What you need to do
In the entries below, find the lines that contain the word "Costa" and copy them.

--

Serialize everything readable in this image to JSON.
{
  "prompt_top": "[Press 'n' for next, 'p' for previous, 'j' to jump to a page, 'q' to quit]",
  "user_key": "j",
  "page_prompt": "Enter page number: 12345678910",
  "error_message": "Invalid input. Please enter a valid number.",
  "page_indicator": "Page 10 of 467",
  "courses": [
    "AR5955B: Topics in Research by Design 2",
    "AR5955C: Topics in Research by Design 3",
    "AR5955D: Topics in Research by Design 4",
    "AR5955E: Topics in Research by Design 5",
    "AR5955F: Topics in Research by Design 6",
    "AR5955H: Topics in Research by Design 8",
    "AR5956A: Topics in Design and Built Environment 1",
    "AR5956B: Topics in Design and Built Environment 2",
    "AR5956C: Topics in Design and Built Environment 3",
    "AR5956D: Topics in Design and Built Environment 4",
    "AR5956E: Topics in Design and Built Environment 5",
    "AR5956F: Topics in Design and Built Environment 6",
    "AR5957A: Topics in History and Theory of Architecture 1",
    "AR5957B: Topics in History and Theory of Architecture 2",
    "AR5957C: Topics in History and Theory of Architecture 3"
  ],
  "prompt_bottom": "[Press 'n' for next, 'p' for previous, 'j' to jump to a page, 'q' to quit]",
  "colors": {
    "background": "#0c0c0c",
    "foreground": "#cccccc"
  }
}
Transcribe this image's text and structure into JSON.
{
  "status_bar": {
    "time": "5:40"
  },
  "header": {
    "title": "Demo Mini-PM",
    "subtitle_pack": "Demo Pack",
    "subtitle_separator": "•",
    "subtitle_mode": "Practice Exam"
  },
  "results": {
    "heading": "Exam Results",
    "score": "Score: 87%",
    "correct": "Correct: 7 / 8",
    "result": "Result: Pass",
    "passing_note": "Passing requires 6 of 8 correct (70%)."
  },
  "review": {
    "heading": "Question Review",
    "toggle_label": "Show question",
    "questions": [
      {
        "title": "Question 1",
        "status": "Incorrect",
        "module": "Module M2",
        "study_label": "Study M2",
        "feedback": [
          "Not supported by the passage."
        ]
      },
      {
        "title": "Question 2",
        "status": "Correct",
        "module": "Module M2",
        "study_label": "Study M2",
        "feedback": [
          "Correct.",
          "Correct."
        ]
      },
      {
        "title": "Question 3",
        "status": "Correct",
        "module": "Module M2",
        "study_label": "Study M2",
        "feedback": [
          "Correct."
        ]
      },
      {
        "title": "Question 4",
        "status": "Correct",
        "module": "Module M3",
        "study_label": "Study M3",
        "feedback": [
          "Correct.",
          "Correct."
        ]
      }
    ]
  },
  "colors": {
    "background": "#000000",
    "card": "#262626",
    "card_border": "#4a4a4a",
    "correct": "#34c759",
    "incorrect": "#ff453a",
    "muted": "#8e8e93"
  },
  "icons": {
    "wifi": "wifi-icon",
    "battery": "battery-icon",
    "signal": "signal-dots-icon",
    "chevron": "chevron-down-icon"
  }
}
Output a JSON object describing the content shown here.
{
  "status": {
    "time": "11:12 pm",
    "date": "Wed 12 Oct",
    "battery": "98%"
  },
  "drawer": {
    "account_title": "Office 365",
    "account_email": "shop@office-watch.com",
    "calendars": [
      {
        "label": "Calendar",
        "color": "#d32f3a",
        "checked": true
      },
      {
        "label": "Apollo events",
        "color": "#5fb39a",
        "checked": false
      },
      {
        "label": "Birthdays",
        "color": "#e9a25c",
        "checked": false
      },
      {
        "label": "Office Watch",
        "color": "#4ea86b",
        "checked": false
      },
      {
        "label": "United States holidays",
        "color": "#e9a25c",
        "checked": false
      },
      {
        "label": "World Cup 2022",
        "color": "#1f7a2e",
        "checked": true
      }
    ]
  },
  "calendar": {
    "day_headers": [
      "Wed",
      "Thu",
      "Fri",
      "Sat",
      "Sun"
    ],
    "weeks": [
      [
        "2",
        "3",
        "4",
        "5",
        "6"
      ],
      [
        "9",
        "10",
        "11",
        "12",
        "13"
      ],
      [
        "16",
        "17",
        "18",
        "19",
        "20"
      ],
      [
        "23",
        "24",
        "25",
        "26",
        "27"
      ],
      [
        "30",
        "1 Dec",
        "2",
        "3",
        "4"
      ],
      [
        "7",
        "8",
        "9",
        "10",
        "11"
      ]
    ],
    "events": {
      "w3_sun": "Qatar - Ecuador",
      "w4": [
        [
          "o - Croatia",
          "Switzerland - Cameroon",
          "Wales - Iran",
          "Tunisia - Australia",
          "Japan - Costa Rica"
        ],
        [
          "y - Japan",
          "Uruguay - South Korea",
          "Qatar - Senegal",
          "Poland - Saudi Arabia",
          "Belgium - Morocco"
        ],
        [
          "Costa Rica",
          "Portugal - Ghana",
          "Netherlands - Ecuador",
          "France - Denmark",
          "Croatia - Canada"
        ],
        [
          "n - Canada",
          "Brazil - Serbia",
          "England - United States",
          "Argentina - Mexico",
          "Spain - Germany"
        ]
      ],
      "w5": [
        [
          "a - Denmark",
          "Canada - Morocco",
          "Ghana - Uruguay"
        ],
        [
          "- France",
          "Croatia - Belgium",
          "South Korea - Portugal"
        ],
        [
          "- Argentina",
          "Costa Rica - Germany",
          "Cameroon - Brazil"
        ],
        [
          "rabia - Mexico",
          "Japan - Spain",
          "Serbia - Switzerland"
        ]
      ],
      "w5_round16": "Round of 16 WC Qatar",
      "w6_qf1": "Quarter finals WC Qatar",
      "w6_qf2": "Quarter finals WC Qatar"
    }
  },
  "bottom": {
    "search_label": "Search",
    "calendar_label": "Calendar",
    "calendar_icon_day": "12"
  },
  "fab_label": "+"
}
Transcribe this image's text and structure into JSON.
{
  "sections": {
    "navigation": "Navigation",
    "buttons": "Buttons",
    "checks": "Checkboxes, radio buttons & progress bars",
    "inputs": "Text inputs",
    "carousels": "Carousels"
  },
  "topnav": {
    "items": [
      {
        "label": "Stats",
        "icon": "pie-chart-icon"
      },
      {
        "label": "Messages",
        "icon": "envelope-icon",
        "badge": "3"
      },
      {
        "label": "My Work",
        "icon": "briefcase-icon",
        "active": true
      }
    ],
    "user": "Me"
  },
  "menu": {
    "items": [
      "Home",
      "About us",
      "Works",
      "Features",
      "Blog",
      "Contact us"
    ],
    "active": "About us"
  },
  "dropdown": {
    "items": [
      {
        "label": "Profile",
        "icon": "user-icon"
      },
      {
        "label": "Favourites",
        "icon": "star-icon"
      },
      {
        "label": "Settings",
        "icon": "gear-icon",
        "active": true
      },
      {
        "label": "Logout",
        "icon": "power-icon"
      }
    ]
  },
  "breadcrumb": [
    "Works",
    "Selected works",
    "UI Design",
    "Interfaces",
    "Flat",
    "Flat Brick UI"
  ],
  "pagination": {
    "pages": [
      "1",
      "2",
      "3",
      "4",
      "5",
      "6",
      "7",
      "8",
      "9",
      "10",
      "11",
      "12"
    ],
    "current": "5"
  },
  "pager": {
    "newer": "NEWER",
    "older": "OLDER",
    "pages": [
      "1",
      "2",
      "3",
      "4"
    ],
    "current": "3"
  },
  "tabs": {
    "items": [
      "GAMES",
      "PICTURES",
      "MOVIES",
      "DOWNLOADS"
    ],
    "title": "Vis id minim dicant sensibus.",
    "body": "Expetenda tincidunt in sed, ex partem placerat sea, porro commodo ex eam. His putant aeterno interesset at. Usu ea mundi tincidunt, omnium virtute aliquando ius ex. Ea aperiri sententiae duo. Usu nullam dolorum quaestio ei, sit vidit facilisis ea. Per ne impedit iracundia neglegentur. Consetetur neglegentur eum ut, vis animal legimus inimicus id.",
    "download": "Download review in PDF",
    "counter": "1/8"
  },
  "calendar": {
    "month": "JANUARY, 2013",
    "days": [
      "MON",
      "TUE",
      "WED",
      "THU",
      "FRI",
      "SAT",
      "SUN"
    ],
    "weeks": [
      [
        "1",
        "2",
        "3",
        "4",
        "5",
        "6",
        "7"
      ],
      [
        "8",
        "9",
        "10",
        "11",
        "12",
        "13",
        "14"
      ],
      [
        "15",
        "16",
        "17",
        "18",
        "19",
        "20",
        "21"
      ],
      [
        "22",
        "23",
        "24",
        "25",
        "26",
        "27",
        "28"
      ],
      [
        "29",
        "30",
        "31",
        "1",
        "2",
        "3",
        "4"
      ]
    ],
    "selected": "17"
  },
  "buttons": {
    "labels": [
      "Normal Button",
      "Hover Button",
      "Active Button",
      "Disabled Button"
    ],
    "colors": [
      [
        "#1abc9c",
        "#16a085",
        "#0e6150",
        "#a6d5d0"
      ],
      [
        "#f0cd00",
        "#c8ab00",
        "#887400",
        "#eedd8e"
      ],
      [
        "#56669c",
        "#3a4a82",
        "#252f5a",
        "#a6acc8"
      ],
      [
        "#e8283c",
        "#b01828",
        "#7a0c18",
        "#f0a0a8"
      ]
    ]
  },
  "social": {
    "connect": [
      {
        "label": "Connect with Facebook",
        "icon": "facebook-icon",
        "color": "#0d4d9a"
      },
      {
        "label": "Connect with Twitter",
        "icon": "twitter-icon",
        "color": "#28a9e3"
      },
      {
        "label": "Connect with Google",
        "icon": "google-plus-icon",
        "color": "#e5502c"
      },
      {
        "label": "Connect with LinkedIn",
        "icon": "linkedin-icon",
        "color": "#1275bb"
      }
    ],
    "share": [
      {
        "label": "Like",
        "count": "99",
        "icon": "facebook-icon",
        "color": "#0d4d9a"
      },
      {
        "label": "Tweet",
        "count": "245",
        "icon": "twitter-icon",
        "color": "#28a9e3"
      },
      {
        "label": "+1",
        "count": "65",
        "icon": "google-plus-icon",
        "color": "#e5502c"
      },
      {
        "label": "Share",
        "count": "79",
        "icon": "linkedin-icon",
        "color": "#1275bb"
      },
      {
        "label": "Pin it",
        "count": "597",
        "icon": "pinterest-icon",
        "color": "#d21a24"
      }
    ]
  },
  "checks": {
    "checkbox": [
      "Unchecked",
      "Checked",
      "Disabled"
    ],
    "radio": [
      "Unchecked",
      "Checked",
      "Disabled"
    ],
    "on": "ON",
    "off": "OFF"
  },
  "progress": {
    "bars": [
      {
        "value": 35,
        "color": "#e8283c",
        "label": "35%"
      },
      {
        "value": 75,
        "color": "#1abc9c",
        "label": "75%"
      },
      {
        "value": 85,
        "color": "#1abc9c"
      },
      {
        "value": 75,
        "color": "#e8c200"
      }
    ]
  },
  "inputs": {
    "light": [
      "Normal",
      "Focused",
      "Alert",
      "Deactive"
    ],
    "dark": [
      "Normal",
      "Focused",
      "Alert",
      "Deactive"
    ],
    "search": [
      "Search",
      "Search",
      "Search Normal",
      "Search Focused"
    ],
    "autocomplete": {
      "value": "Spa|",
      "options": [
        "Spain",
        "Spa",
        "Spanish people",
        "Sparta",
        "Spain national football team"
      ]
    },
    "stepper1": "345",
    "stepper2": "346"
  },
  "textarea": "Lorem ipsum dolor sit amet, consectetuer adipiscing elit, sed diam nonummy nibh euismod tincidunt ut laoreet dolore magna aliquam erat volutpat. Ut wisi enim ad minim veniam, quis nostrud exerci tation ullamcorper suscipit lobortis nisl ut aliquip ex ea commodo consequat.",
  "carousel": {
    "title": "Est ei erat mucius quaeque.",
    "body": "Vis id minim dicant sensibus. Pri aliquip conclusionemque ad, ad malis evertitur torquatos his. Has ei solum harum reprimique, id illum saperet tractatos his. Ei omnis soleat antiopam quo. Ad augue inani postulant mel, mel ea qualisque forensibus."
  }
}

--

The response
          "Japan - Costa Rica"
          "Costa Rica",
          "Costa Rica - Germany",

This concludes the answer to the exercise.